-- TASK INSTRUCTIONS --
Read the records and gather each line that includes "label".

Stored data entries
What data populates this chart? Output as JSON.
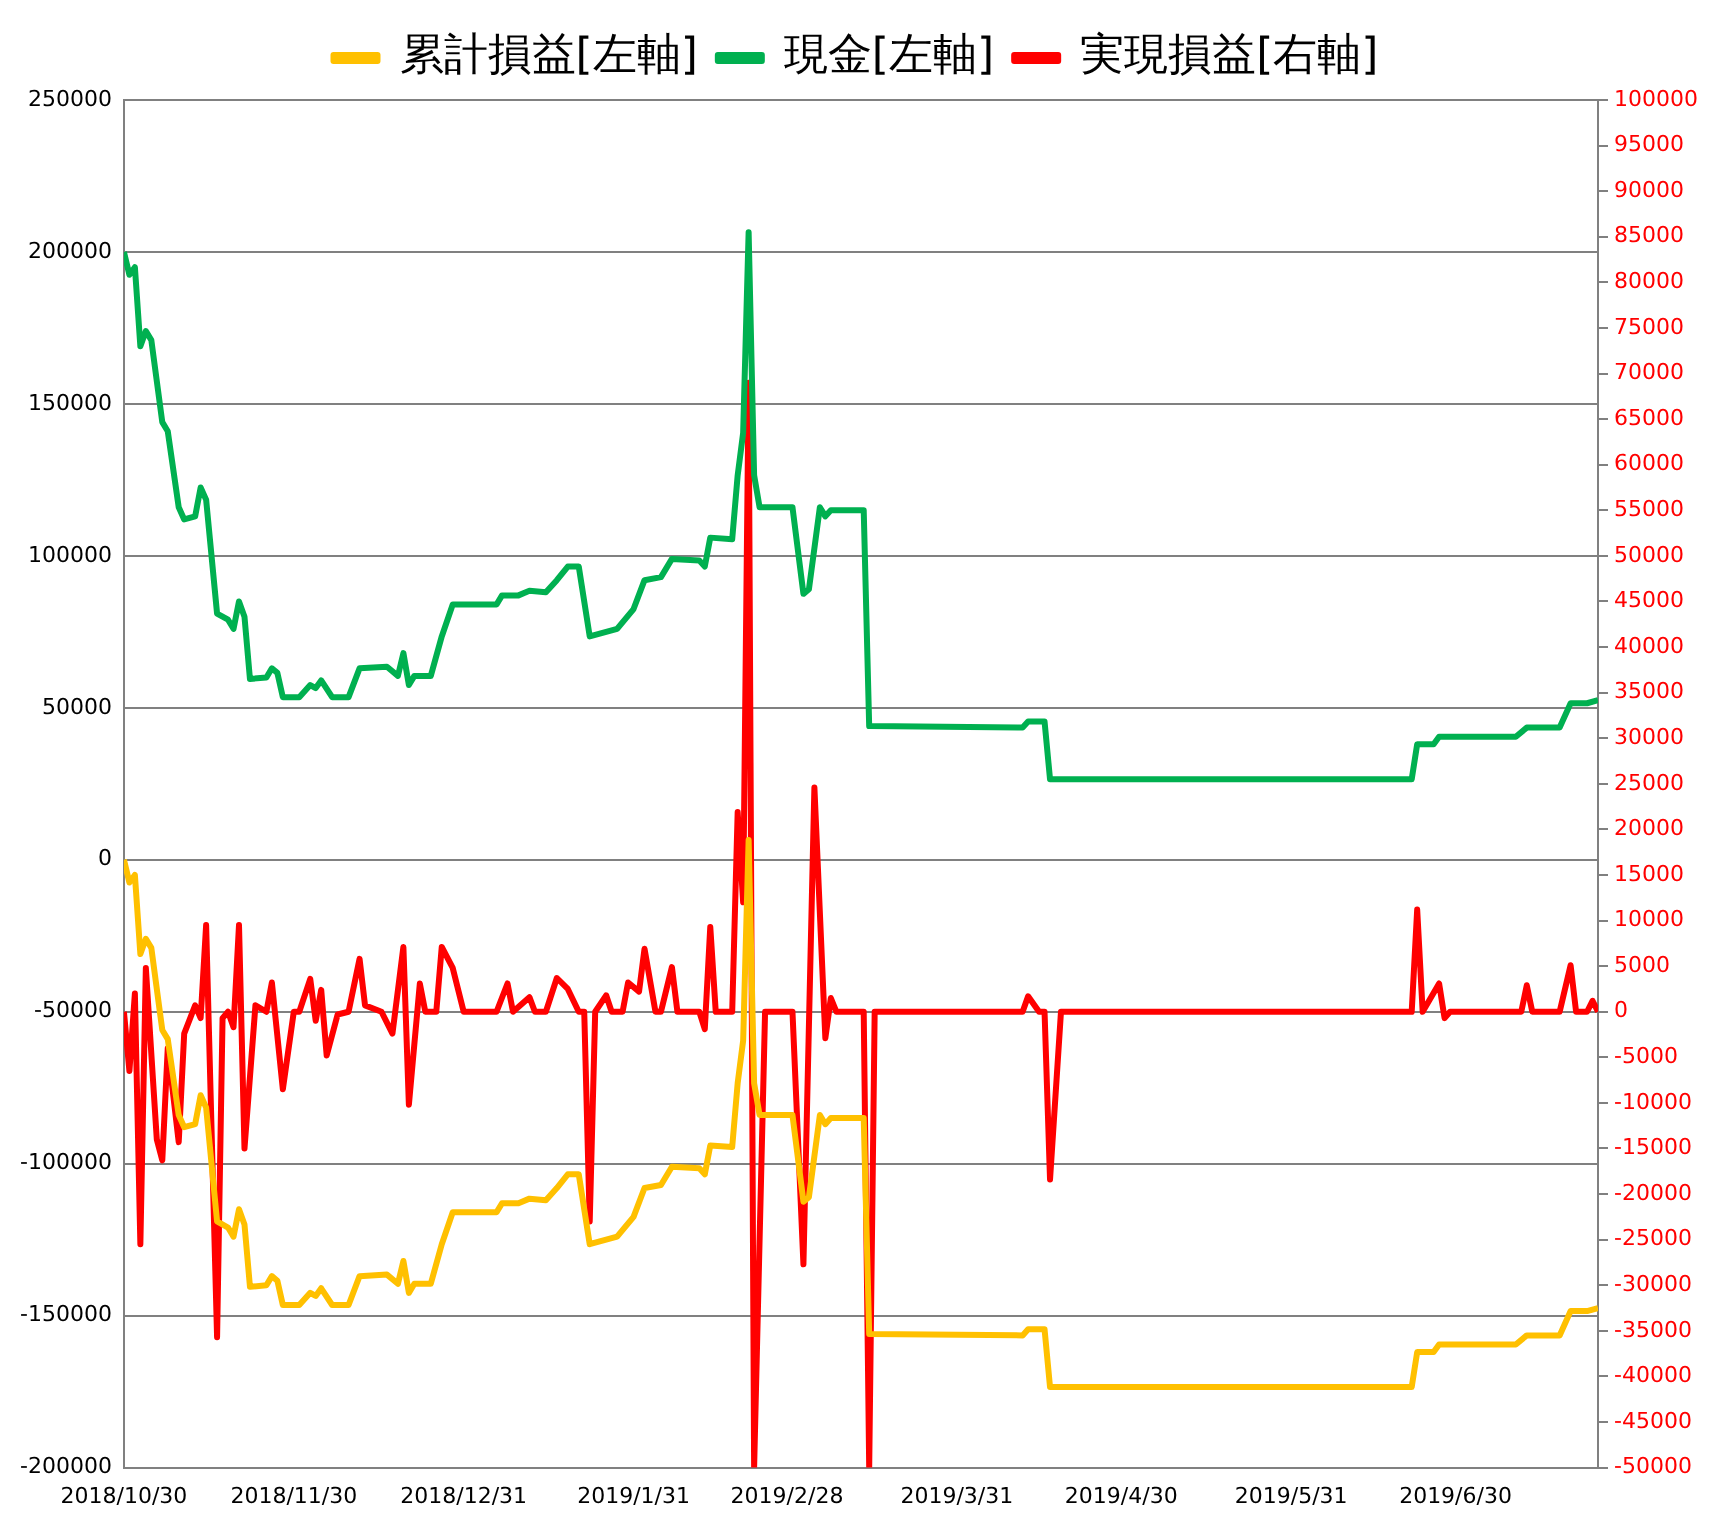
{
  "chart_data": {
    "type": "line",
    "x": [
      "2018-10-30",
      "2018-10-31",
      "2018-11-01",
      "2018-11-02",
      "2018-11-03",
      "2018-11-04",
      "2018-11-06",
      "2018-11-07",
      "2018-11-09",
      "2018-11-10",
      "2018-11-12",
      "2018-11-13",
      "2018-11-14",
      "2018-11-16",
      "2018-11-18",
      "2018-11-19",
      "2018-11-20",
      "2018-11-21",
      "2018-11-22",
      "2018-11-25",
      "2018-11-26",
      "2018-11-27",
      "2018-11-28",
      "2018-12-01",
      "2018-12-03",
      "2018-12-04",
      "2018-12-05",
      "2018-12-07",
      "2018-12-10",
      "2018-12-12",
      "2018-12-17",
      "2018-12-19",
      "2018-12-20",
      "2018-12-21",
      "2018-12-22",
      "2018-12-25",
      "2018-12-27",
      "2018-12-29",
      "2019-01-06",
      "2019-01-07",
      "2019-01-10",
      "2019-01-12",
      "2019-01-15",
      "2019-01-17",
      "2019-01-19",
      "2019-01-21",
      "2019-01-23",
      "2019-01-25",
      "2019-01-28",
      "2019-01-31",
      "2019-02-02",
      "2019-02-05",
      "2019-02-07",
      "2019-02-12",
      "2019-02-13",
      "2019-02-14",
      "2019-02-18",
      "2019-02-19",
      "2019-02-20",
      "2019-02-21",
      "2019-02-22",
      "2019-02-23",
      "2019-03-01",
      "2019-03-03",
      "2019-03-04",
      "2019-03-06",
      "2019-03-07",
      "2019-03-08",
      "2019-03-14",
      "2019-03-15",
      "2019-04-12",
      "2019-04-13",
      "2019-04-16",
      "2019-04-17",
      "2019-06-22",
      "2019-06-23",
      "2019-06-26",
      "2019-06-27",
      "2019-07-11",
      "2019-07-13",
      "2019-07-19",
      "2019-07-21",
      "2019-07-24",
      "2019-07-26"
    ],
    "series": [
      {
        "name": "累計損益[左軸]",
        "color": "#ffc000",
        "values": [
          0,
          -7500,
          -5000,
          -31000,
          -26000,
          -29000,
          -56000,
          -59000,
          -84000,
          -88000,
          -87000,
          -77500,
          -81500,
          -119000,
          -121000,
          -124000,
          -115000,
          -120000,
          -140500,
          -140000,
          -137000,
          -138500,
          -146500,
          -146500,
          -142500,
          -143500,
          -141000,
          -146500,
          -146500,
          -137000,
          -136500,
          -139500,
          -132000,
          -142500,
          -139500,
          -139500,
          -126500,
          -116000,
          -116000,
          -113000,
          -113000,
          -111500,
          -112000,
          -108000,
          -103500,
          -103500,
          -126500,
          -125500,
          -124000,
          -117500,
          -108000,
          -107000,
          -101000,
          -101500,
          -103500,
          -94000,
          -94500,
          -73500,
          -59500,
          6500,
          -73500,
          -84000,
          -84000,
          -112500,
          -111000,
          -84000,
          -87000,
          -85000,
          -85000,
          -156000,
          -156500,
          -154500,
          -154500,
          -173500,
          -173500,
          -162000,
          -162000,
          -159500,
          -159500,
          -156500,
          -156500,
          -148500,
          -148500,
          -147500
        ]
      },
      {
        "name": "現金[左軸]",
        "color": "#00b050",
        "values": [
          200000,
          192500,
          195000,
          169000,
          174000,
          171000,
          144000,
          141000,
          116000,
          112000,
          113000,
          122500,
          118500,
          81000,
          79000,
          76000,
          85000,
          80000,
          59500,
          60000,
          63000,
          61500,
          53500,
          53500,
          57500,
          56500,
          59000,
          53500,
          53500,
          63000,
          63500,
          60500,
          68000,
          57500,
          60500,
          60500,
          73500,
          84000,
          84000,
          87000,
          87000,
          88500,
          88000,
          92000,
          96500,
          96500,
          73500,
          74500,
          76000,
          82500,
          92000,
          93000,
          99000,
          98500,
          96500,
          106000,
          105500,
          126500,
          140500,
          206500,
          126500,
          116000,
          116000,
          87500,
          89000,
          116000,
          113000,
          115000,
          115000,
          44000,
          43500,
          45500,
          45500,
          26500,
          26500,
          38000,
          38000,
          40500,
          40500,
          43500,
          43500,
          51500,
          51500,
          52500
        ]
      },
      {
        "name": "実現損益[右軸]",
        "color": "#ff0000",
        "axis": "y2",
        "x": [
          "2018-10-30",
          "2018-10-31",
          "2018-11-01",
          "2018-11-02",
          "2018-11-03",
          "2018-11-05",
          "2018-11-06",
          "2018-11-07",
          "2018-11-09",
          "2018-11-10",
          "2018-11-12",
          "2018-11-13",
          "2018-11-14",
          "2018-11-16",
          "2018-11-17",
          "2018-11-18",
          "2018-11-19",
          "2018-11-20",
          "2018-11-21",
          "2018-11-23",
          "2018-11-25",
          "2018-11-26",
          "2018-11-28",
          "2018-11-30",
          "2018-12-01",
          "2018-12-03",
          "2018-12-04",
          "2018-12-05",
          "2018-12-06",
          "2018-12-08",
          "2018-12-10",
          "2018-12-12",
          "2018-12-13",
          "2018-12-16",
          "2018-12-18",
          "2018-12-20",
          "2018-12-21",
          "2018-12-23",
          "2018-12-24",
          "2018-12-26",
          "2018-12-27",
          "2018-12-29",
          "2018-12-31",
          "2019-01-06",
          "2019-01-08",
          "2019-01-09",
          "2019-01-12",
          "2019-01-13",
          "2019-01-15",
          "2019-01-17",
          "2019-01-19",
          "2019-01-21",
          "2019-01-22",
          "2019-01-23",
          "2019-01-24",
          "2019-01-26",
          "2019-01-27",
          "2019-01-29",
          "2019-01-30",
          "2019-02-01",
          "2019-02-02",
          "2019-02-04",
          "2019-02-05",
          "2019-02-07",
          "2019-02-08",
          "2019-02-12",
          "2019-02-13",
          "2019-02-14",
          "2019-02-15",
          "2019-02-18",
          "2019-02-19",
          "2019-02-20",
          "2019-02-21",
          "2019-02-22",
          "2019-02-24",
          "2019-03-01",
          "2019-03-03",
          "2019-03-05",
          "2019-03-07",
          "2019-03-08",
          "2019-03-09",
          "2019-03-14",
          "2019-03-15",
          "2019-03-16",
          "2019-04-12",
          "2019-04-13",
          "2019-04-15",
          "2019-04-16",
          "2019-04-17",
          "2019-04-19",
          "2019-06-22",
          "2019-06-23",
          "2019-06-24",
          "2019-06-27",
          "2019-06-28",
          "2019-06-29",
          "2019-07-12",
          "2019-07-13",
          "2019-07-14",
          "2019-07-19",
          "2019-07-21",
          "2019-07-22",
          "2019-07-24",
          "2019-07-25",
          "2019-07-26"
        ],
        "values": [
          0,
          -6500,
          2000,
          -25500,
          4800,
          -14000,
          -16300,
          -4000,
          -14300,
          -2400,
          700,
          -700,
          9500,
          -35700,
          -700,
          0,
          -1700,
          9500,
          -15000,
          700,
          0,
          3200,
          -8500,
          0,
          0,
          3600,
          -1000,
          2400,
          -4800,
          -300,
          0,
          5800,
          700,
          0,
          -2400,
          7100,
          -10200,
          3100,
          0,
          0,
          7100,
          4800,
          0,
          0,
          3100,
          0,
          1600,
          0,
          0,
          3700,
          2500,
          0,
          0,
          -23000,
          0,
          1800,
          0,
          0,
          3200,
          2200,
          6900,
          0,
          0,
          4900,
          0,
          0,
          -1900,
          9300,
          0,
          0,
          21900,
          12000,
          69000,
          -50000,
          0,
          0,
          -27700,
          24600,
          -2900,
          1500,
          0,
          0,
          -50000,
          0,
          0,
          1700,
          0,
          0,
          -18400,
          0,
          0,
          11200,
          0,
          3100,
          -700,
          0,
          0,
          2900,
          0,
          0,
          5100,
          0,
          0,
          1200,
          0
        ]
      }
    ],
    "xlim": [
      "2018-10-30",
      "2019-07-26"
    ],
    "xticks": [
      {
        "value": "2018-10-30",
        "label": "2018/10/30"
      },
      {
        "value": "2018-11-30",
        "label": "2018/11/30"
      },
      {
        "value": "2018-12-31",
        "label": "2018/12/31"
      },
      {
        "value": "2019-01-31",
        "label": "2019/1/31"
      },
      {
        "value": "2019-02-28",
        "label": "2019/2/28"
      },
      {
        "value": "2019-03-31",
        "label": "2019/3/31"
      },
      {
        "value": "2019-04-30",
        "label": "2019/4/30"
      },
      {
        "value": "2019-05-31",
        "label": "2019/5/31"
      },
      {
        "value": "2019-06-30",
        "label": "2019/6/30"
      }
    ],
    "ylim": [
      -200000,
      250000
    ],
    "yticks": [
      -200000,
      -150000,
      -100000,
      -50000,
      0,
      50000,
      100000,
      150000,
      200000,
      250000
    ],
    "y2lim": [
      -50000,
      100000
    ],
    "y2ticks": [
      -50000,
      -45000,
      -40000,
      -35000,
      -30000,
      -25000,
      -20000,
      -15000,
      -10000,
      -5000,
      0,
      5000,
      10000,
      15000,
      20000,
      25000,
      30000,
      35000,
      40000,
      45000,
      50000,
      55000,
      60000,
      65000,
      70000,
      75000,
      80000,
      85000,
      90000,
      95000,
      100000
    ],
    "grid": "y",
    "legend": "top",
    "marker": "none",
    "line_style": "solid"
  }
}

-- THE SOLUTION --
        "label": "2018/10/30"
        "label": "2018/11/30"
        "label": "2018/12/31"
        "label": "2019/1/31"
        "label": "2019/2/28"
        "label": "2019/3/31"
        "label": "2019/4/30"
        "label": "2019/5/31"
        "label": "2019/6/30"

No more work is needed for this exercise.